Aim — Copy out every line of the records below verbatim, omitting the pictures.

Excerpted records —
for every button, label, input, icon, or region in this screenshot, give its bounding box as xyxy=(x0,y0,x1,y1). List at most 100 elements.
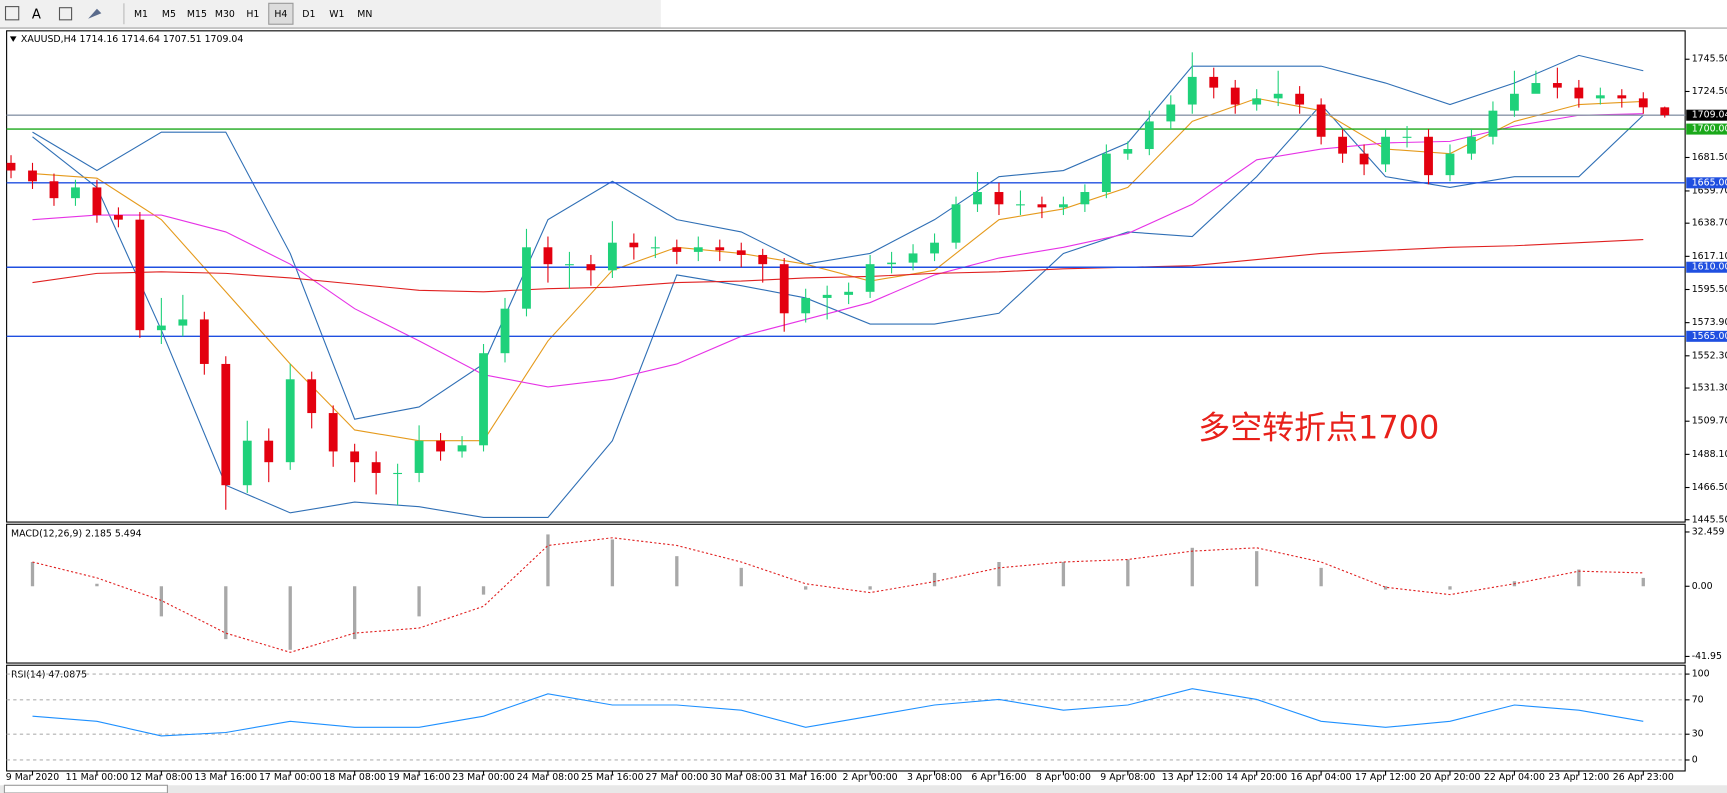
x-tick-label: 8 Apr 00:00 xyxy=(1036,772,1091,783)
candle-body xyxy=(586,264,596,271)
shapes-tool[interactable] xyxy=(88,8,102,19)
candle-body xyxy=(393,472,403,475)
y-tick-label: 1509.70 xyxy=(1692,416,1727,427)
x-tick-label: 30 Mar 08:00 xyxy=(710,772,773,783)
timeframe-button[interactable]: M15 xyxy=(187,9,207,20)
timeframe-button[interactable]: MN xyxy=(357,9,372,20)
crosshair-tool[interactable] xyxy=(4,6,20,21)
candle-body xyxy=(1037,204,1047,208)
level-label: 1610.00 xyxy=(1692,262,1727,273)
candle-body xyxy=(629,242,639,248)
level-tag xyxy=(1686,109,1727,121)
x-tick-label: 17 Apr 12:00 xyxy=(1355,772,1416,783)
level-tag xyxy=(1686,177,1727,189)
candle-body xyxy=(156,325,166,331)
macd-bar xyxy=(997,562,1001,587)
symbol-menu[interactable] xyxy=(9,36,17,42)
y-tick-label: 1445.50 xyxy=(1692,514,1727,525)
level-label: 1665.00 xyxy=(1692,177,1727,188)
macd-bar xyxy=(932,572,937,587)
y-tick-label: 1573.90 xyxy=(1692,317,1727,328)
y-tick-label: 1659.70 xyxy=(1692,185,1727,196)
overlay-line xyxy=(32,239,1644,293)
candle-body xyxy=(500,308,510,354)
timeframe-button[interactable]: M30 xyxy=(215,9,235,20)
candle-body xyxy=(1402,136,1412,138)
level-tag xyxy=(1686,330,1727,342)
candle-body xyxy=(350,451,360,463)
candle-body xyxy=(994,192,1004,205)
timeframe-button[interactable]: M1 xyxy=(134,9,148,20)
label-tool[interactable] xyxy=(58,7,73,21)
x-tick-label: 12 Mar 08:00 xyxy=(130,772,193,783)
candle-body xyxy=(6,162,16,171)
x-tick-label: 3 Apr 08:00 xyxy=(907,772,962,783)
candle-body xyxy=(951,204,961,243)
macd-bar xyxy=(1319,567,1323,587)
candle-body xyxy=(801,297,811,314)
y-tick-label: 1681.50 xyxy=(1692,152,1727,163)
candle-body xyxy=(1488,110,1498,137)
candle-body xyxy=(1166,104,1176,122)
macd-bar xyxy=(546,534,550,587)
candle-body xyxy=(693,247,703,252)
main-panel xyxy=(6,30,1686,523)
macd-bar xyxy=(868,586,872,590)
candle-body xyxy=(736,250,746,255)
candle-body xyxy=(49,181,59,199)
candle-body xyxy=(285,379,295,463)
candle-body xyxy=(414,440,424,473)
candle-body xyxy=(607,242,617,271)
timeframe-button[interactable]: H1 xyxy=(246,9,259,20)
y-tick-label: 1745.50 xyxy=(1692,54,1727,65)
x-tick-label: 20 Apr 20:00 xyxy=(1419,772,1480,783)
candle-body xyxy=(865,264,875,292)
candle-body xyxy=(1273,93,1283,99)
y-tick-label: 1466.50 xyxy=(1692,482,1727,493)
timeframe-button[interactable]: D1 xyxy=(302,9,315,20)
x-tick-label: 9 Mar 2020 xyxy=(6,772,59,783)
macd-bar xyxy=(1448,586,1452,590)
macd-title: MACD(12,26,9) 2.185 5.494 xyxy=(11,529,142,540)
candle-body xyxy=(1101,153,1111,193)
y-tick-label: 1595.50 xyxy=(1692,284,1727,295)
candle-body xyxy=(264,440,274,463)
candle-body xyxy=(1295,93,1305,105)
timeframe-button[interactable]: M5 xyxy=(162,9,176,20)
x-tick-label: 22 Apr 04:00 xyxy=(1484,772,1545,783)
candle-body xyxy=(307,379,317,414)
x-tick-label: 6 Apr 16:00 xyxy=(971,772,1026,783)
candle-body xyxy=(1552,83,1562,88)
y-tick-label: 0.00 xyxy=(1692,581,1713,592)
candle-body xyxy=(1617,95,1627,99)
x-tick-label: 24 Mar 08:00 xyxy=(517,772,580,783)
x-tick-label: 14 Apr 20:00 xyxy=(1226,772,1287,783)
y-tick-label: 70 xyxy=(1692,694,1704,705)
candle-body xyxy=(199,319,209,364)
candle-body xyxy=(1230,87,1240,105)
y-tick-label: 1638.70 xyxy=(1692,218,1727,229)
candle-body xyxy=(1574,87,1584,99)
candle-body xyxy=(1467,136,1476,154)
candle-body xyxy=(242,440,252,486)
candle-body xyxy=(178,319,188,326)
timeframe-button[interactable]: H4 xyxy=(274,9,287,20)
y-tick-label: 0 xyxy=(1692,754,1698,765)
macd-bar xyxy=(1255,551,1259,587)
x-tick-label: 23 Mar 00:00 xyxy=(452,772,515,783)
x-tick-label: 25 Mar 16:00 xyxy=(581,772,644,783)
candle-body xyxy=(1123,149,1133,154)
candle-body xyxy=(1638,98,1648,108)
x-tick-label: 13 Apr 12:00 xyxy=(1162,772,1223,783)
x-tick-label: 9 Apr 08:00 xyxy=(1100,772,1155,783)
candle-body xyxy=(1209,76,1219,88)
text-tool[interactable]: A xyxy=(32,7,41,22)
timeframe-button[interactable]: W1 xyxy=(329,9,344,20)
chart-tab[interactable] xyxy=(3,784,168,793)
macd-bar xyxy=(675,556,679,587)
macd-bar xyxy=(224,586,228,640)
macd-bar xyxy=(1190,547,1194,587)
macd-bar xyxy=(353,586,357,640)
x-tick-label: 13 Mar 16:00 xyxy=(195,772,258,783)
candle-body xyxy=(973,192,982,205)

Task result —
for every button, label, input, icon, or region in this screenshot, give its bounding box as xyxy=(x0,y0,x1,y1). List at most 100 elements.
x-tick-label: 8 Apr 00:00 xyxy=(1036,772,1091,783)
candle-body xyxy=(586,264,596,271)
shapes-tool[interactable] xyxy=(88,8,102,19)
candle-body xyxy=(393,472,403,475)
y-tick-label: 1509.70 xyxy=(1692,416,1727,427)
x-tick-label: 30 Mar 08:00 xyxy=(710,772,773,783)
timeframe-button[interactable]: M15 xyxy=(187,9,207,20)
timeframe-button[interactable]: MN xyxy=(357,9,372,20)
crosshair-tool[interactable] xyxy=(4,6,20,21)
candle-body xyxy=(1037,204,1047,208)
level-label: 1610.00 xyxy=(1692,262,1727,273)
candle-body xyxy=(629,242,639,248)
level-tag xyxy=(1686,109,1727,121)
x-tick-label: 17 Apr 12:00 xyxy=(1355,772,1416,783)
level-tag xyxy=(1686,177,1727,189)
candle-body xyxy=(156,325,166,331)
macd-bar xyxy=(997,562,1001,587)
symbol-menu[interactable] xyxy=(9,36,17,42)
y-tick-label: 1445.50 xyxy=(1692,514,1727,525)
level-label: 1665.00 xyxy=(1692,177,1727,188)
macd-bar xyxy=(932,572,937,587)
y-tick-label: 1573.90 xyxy=(1692,317,1727,328)
y-tick-label: 1659.70 xyxy=(1692,185,1727,196)
overlay-line xyxy=(32,239,1644,293)
candle-body xyxy=(500,308,510,354)
timeframe-button[interactable]: M30 xyxy=(215,9,235,20)
candle-body xyxy=(1402,136,1412,138)
level-tag xyxy=(1686,330,1727,342)
candle-body xyxy=(350,451,360,463)
candle-body xyxy=(994,192,1004,205)
timeframe-button[interactable]: M1 xyxy=(134,9,148,20)
label-tool[interactable] xyxy=(58,7,73,21)
x-tick-label: 12 Mar 08:00 xyxy=(130,772,193,783)
candle-body xyxy=(6,162,16,171)
x-tick-label: 3 Apr 08:00 xyxy=(907,772,962,783)
candle-body xyxy=(951,204,961,243)
macd-bar xyxy=(1319,567,1323,587)
candle-body xyxy=(801,297,811,314)
y-tick-label: 1681.50 xyxy=(1692,152,1727,163)
candle-body xyxy=(1488,110,1498,137)
candle-body xyxy=(1166,104,1176,122)
macd-bar xyxy=(546,534,550,587)
candle-body xyxy=(693,247,703,252)
main-panel xyxy=(6,30,1686,523)
macd-bar xyxy=(868,586,872,590)
candle-body xyxy=(736,250,746,255)
candle-body xyxy=(49,181,59,199)
candle-body xyxy=(285,379,295,463)
candle-body xyxy=(414,440,424,473)
candle-body xyxy=(607,242,617,271)
timeframe-button[interactable]: H1 xyxy=(246,9,259,20)
y-tick-label: 1745.50 xyxy=(1692,54,1727,65)
x-tick-label: 20 Apr 20:00 xyxy=(1419,772,1480,783)
candle-body xyxy=(865,264,875,292)
candle-body xyxy=(1273,93,1283,99)
y-tick-label: 1466.50 xyxy=(1692,482,1727,493)
timeframe-button[interactable]: D1 xyxy=(302,9,315,20)
x-tick-label: 9 Mar 2020 xyxy=(6,772,59,783)
macd-bar xyxy=(1448,586,1452,590)
macd-title: MACD(12,26,9) 2.185 5.494 xyxy=(11,529,142,540)
candle-body xyxy=(1101,153,1111,193)
y-tick-label: 1595.50 xyxy=(1692,284,1727,295)
candle-body xyxy=(264,440,274,463)
candle-body xyxy=(1295,93,1305,105)
timeframe-button[interactable]: M5 xyxy=(162,9,176,20)
x-tick-label: 22 Apr 04:00 xyxy=(1484,772,1545,783)
candle-body xyxy=(307,379,317,414)
x-tick-label: 6 Apr 16:00 xyxy=(971,772,1026,783)
candle-body xyxy=(1552,83,1562,88)
y-tick-label: 0.00 xyxy=(1692,581,1713,592)
candle-body xyxy=(1617,95,1627,99)
x-tick-label: 24 Mar 08:00 xyxy=(517,772,580,783)
x-tick-label: 14 Apr 20:00 xyxy=(1226,772,1287,783)
y-tick-label: 70 xyxy=(1692,694,1704,705)
candle-body xyxy=(199,319,209,364)
candle-body xyxy=(1230,87,1240,105)
y-tick-label: 1638.70 xyxy=(1692,218,1727,229)
candle-body xyxy=(1574,87,1584,99)
candle-body xyxy=(1467,136,1476,154)
candle-body xyxy=(242,440,252,486)
candle-body xyxy=(178,319,188,326)
timeframe-button[interactable]: H4 xyxy=(274,9,287,20)
y-tick-label: 0 xyxy=(1692,754,1698,765)
macd-bar xyxy=(1255,551,1259,587)
x-tick-label: 23 Mar 00:00 xyxy=(452,772,515,783)
x-tick-label: 25 Mar 16:00 xyxy=(581,772,644,783)
candle-body xyxy=(1123,149,1133,154)
candle-body xyxy=(1638,98,1648,108)
x-tick-label: 13 Apr 12:00 xyxy=(1162,772,1223,783)
x-tick-label: 9 Apr 08:00 xyxy=(1100,772,1155,783)
candle-body xyxy=(1209,76,1219,88)
text-tool[interactable]: A xyxy=(32,7,41,22)
timeframe-button[interactable]: W1 xyxy=(329,9,344,20)
chart-tab[interactable] xyxy=(3,784,168,793)
macd-bar xyxy=(675,556,679,587)
macd-bar xyxy=(224,586,228,640)
macd-bar xyxy=(1190,547,1194,587)
macd-bar xyxy=(353,586,357,640)
x-tick-label: 13 Mar 16:00 xyxy=(195,772,258,783)
candle-body xyxy=(973,192,982,205)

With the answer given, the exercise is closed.